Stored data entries

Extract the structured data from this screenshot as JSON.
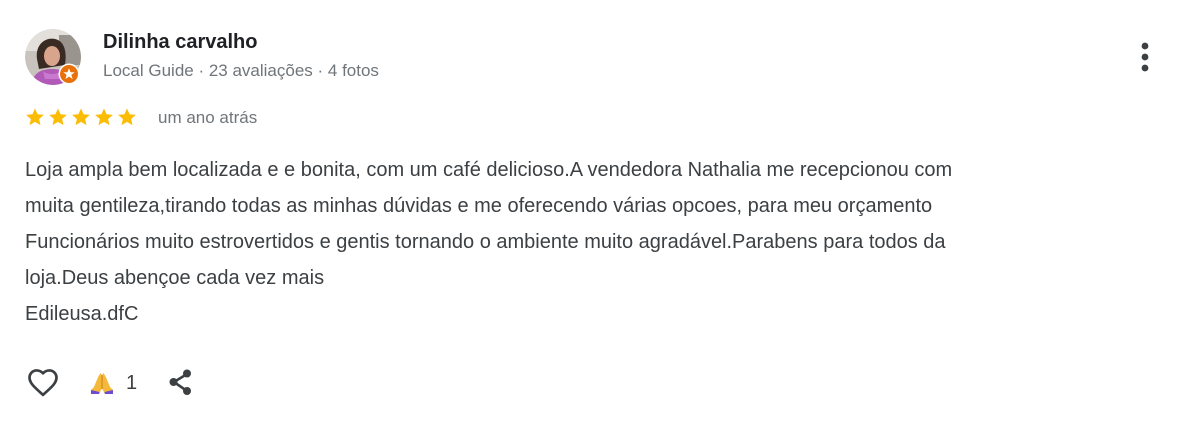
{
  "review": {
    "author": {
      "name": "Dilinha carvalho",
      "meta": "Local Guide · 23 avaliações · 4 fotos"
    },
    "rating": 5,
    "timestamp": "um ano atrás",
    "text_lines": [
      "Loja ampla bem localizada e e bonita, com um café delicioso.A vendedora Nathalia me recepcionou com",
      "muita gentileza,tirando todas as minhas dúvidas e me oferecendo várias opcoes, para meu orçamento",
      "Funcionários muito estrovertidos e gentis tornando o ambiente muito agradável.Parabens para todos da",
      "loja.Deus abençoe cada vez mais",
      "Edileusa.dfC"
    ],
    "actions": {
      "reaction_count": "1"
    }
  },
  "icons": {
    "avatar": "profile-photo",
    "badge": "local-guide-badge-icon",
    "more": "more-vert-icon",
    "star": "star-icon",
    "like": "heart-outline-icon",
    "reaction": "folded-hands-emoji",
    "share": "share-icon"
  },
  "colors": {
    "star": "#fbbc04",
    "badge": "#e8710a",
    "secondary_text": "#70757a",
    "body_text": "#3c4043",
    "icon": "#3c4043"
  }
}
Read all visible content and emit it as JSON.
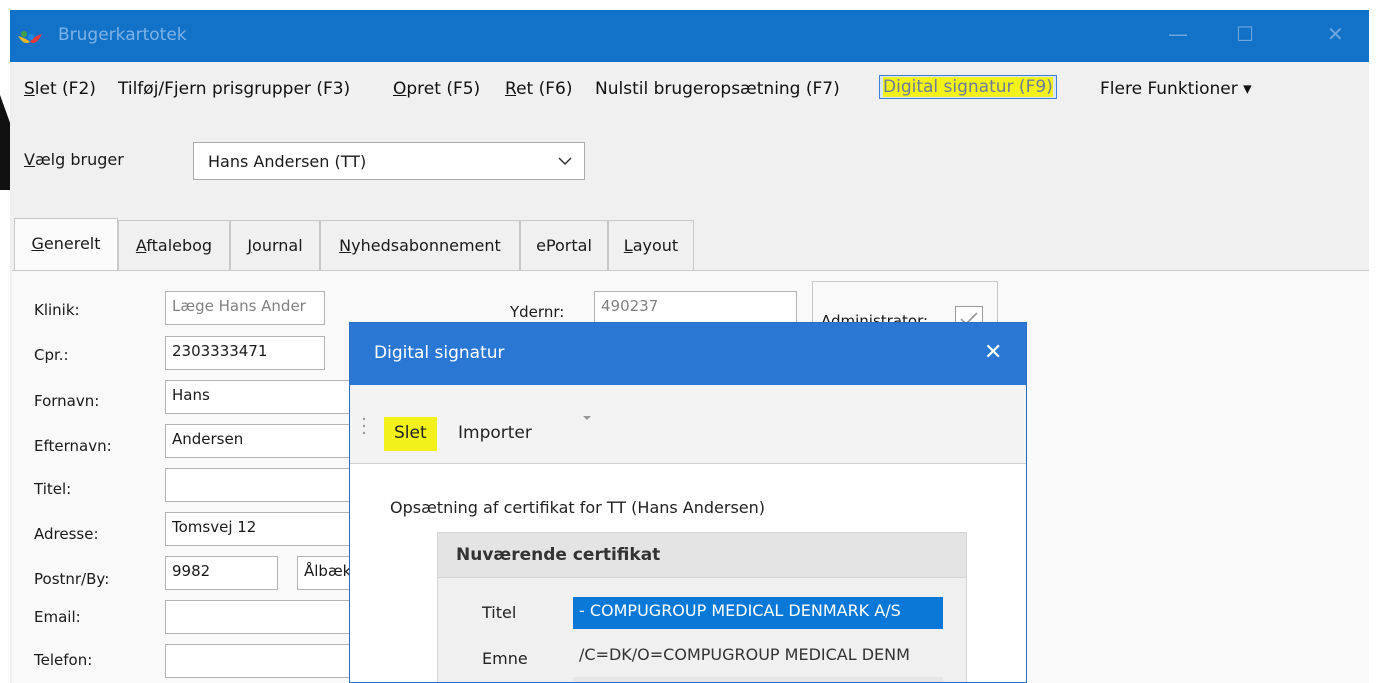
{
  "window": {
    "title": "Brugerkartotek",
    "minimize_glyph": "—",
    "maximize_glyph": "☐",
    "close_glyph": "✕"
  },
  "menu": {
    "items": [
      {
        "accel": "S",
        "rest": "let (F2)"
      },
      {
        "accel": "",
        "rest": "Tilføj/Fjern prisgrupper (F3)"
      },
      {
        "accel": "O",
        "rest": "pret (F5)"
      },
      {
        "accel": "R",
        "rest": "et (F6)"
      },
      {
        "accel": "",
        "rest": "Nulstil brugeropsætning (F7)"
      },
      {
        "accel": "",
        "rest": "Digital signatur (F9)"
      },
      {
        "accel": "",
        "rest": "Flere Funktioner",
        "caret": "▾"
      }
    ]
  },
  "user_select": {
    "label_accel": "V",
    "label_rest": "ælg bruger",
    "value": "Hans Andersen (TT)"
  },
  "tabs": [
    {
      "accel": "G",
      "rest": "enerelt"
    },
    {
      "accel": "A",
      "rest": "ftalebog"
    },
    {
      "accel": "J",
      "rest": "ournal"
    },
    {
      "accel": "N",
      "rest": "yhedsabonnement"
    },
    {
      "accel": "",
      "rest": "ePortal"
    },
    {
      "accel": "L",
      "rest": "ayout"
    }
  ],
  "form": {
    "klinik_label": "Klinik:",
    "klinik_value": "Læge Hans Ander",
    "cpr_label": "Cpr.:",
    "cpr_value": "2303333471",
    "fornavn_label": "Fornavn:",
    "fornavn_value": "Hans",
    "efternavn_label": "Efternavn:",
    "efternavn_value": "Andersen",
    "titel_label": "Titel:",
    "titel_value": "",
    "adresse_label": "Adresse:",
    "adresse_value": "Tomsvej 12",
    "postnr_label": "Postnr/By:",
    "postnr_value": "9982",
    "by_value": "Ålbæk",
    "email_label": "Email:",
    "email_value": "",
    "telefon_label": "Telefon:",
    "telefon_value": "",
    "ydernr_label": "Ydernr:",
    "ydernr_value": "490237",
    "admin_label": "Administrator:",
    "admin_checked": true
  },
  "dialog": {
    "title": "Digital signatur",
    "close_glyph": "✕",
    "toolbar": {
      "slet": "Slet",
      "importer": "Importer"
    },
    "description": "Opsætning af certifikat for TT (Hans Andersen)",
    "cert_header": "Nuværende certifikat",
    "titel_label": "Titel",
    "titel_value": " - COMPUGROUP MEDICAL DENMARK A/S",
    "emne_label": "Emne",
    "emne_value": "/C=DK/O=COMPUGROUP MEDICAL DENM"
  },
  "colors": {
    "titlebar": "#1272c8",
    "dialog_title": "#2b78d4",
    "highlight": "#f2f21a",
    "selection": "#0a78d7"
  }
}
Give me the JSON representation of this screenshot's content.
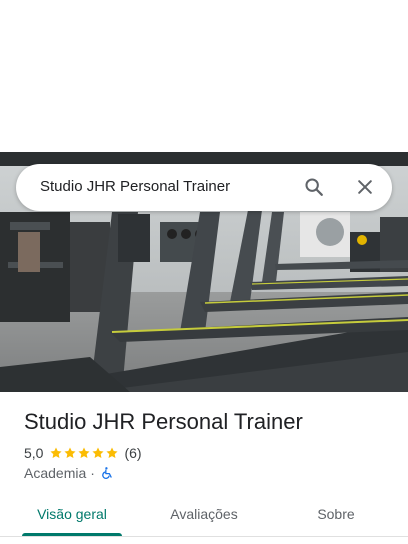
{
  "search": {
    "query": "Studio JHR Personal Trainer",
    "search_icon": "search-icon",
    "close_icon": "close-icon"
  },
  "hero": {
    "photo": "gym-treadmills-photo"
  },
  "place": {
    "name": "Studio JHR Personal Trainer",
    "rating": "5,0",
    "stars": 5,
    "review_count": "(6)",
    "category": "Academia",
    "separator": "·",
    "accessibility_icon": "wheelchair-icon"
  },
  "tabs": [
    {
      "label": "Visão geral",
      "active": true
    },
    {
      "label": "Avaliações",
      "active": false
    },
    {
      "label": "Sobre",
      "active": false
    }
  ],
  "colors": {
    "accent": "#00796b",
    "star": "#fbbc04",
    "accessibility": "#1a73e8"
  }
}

# Do this:
Retype the whole listing exactly and leave the pictures out.

# The solution:
Extract the structured data from this screenshot as JSON.
{
  "review": {
    "author": {
      "name": "Dilinha carvalho",
      "meta": "Local Guide · 23 avaliações · 4 fotos"
    },
    "rating": 5,
    "timestamp": "um ano atrás",
    "text_lines": [
      "Loja ampla bem localizada e e bonita, com um café delicioso.A vendedora Nathalia me recepcionou com",
      "muita gentileza,tirando todas as minhas dúvidas e me oferecendo várias opcoes, para meu orçamento",
      "Funcionários muito estrovertidos e gentis tornando o ambiente muito agradável.Parabens para todos da",
      "loja.Deus abençoe cada vez mais",
      "Edileusa.dfC"
    ],
    "actions": {
      "reaction_count": "1"
    }
  },
  "icons": {
    "avatar": "profile-photo",
    "badge": "local-guide-badge-icon",
    "more": "more-vert-icon",
    "star": "star-icon",
    "like": "heart-outline-icon",
    "reaction": "folded-hands-emoji",
    "share": "share-icon"
  },
  "colors": {
    "star": "#fbbc04",
    "badge": "#e8710a",
    "secondary_text": "#70757a",
    "body_text": "#3c4043",
    "icon": "#3c4043"
  }
}
Read all visible content and emit it as JSON.
{
  "window": {
    "title": "Brugerkartotek",
    "minimize_glyph": "—",
    "maximize_glyph": "☐",
    "close_glyph": "✕"
  },
  "menu": {
    "items": [
      {
        "accel": "S",
        "rest": "let (F2)"
      },
      {
        "accel": "",
        "rest": "Tilføj/Fjern prisgrupper (F3)"
      },
      {
        "accel": "O",
        "rest": "pret (F5)"
      },
      {
        "accel": "R",
        "rest": "et (F6)"
      },
      {
        "accel": "",
        "rest": "Nulstil brugeropsætning (F7)"
      },
      {
        "accel": "",
        "rest": "Digital signatur (F9)"
      },
      {
        "accel": "",
        "rest": "Flere Funktioner",
        "caret": "▾"
      }
    ]
  },
  "user_select": {
    "label_accel": "V",
    "label_rest": "ælg bruger",
    "value": "Hans Andersen (TT)"
  },
  "tabs": [
    {
      "accel": "G",
      "rest": "enerelt"
    },
    {
      "accel": "A",
      "rest": "ftalebog"
    },
    {
      "accel": "J",
      "rest": "ournal"
    },
    {
      "accel": "N",
      "rest": "yhedsabonnement"
    },
    {
      "accel": "",
      "rest": "ePortal"
    },
    {
      "accel": "L",
      "rest": "ayout"
    }
  ],
  "form": {
    "klinik_label": "Klinik:",
    "klinik_value": "Læge Hans Ander",
    "cpr_label": "Cpr.:",
    "cpr_value": "2303333471",
    "fornavn_label": "Fornavn:",
    "fornavn_value": "Hans",
    "efternavn_label": "Efternavn:",
    "efternavn_value": "Andersen",
    "titel_label": "Titel:",
    "titel_value": "",
    "adresse_label": "Adresse:",
    "adresse_value": "Tomsvej 12",
    "postnr_label": "Postnr/By:",
    "postnr_value": "9982",
    "by_value": "Ålbæk",
    "email_label": "Email:",
    "email_value": "",
    "telefon_label": "Telefon:",
    "telefon_value": "",
    "ydernr_label": "Ydernr:",
    "ydernr_value": "490237",
    "admin_label": "Administrator:",
    "admin_checked": true
  },
  "dialog": {
    "title": "Digital signatur",
    "close_glyph": "✕",
    "toolbar": {
      "slet": "Slet",
      "importer": "Importer"
    },
    "description": "Opsætning af certifikat for TT (Hans Andersen)",
    "cert_header": "Nuværende certifikat",
    "titel_label": "Titel",
    "titel_value": " - COMPUGROUP MEDICAL DENMARK A/S",
    "emne_label": "Emne",
    "emne_value": "/C=DK/O=COMPUGROUP MEDICAL DENM"
  },
  "colors": {
    "titlebar": "#1272c8",
    "dialog_title": "#2b78d4",
    "highlight": "#f2f21a",
    "selection": "#0a78d7"
  }
}
Give me the JSON representation of this screenshot's content.
{
  "search": {
    "query": "Studio JHR Personal Trainer",
    "search_icon": "search-icon",
    "close_icon": "close-icon"
  },
  "hero": {
    "photo": "gym-treadmills-photo"
  },
  "place": {
    "name": "Studio JHR Personal Trainer",
    "rating": "5,0",
    "stars": 5,
    "review_count": "(6)",
    "category": "Academia",
    "separator": "·",
    "accessibility_icon": "wheelchair-icon"
  },
  "tabs": [
    {
      "label": "Visão geral",
      "active": true
    },
    {
      "label": "Avaliações",
      "active": false
    },
    {
      "label": "Sobre",
      "active": false
    }
  ],
  "colors": {
    "accent": "#00796b",
    "star": "#fbbc04",
    "accessibility": "#1a73e8"
  }
}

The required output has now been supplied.